■ **Entries from a visual dataset**:
------------------------------------------------------------------------
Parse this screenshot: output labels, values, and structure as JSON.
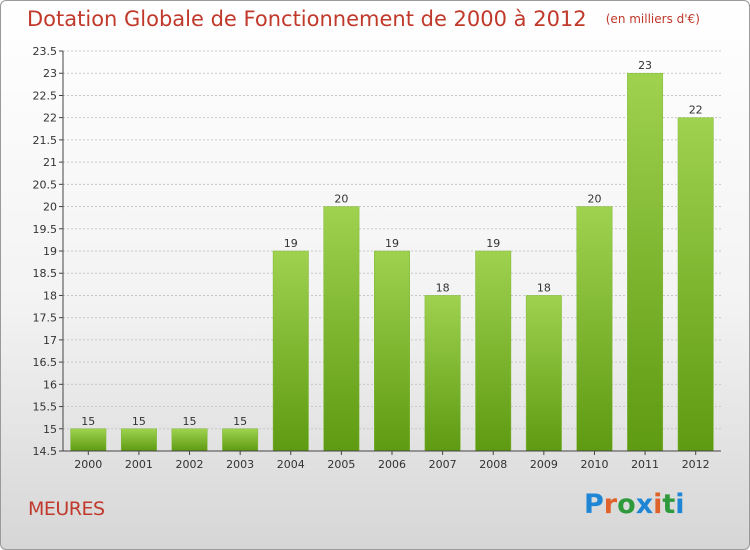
{
  "header": {
    "title": "Dotation Globale de Fonctionnement de 2000 à 2012",
    "unit": "(en milliers d'€)"
  },
  "footer": {
    "commune": "MEURES",
    "logo": "Proxiti"
  },
  "colors": {
    "title": "#c0392b",
    "bar_light": "#9fd24f",
    "bar_dark": "#5e9a12",
    "grid": "#c8c8c8",
    "logo_letters": [
      "#1f86d6",
      "#e0622b",
      "#2e9a3c",
      "#1f86d6",
      "#e0622b",
      "#2e9a3c",
      "#1f86d6"
    ]
  },
  "chart_data": {
    "type": "bar",
    "title": "Dotation Globale de Fonctionnement de 2000 à 2012",
    "subtitle": "(en milliers d'€)",
    "xlabel": "",
    "ylabel": "",
    "categories": [
      "2000",
      "2001",
      "2002",
      "2003",
      "2004",
      "2005",
      "2006",
      "2007",
      "2008",
      "2009",
      "2010",
      "2011",
      "2012"
    ],
    "values": [
      15,
      15,
      15,
      15,
      19,
      20,
      19,
      18,
      19,
      18,
      20,
      23,
      22
    ],
    "ylim": [
      14.5,
      23.5
    ],
    "yticks": [
      "14.5",
      "15",
      "15.5",
      "16",
      "16.5",
      "17",
      "17.5",
      "18",
      "18.5",
      "19",
      "19.5",
      "20",
      "20.5",
      "21",
      "21.5",
      "22",
      "22.5",
      "23",
      "23.5"
    ],
    "grid": true,
    "legend": "none"
  }
}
------------------------------------------------------------------------
■ **EXERCISE TASK**: Transcribe all the lines above exactly, apart from the pictures.

■ **PROBLEM SOLUTION**:
Parse this screenshot: output labels, values, and structure as JSON.
{
  "header": {
    "title": "Dotation Globale de Fonctionnement de 2000 à 2012",
    "unit": "(en milliers d'€)"
  },
  "footer": {
    "commune": "MEURES",
    "logo": "Proxiti"
  },
  "colors": {
    "title": "#c0392b",
    "bar_light": "#9fd24f",
    "bar_dark": "#5e9a12",
    "grid": "#c8c8c8",
    "logo_letters": [
      "#1f86d6",
      "#e0622b",
      "#2e9a3c",
      "#1f86d6",
      "#e0622b",
      "#2e9a3c",
      "#1f86d6"
    ]
  },
  "chart_data": {
    "type": "bar",
    "title": "Dotation Globale de Fonctionnement de 2000 à 2012",
    "subtitle": "(en milliers d'€)",
    "xlabel": "",
    "ylabel": "",
    "categories": [
      "2000",
      "2001",
      "2002",
      "2003",
      "2004",
      "2005",
      "2006",
      "2007",
      "2008",
      "2009",
      "2010",
      "2011",
      "2012"
    ],
    "values": [
      15,
      15,
      15,
      15,
      19,
      20,
      19,
      18,
      19,
      18,
      20,
      23,
      22
    ],
    "ylim": [
      14.5,
      23.5
    ],
    "yticks": [
      "14.5",
      "15",
      "15.5",
      "16",
      "16.5",
      "17",
      "17.5",
      "18",
      "18.5",
      "19",
      "19.5",
      "20",
      "20.5",
      "21",
      "21.5",
      "22",
      "22.5",
      "23",
      "23.5"
    ],
    "grid": true,
    "legend": "none"
  }
}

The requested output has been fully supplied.